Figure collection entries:
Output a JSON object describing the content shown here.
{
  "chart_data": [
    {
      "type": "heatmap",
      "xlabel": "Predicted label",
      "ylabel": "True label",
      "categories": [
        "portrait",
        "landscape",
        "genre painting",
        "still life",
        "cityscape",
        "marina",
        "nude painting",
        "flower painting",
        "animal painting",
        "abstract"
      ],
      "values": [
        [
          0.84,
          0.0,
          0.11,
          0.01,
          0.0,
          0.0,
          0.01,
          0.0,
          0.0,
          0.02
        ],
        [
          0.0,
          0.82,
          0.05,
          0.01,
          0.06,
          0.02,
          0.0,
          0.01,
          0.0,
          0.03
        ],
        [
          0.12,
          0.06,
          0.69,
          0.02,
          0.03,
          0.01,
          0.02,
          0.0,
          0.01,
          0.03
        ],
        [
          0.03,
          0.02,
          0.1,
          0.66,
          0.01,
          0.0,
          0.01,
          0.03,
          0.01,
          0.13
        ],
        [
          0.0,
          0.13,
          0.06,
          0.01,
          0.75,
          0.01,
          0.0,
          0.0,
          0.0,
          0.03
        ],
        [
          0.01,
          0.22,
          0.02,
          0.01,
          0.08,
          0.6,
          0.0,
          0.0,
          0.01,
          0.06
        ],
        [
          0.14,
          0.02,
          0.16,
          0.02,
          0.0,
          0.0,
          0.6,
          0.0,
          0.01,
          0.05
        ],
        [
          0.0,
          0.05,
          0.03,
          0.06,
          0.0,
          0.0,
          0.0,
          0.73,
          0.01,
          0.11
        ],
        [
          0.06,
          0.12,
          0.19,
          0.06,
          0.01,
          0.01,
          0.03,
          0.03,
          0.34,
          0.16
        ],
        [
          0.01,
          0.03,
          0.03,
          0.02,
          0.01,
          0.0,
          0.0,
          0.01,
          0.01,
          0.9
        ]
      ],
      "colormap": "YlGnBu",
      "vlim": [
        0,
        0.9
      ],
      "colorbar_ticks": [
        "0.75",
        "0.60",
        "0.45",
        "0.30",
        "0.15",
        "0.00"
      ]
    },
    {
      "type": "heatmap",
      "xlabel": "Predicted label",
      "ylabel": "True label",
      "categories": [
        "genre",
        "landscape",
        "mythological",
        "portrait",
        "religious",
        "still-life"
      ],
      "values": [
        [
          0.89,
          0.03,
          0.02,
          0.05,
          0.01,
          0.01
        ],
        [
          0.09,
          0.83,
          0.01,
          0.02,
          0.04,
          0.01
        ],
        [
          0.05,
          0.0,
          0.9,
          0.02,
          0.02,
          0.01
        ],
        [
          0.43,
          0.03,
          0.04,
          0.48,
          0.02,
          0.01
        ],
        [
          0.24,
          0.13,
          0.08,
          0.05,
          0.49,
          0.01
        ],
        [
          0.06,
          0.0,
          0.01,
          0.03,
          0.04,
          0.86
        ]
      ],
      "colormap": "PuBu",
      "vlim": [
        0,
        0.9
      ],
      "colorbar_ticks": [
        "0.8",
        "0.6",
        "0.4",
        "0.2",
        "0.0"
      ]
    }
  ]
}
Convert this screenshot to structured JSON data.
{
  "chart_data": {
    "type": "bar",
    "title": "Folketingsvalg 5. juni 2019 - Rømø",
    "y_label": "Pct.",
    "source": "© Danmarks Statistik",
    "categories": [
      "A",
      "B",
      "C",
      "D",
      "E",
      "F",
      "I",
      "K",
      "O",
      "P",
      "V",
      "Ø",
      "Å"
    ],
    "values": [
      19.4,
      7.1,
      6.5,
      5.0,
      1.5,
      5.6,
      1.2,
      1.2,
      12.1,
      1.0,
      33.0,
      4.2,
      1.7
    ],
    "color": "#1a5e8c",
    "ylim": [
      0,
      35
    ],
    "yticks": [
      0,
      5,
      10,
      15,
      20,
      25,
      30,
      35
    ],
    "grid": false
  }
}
---
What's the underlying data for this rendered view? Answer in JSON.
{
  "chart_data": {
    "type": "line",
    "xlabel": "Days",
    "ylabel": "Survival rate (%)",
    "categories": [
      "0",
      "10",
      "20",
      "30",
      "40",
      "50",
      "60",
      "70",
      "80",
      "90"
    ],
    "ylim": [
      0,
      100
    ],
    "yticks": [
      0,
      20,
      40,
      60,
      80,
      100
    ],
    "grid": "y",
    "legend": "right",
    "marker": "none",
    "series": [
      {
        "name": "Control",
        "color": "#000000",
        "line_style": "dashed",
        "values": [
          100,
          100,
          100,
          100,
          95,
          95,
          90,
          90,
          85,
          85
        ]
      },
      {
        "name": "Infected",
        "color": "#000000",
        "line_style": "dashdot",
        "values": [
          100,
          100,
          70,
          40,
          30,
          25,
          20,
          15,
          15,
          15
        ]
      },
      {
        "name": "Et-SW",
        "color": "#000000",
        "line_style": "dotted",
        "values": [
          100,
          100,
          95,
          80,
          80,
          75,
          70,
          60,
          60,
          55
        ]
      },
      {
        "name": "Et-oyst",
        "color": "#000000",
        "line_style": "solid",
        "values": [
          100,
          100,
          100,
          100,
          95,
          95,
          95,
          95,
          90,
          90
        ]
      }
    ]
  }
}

● Given problem
List the lines of the entries that include "name".

● Solution for this task
        "name": "Control",
        "name": "Infected",
        "name": "Et-SW",
        "name": "Et-oyst",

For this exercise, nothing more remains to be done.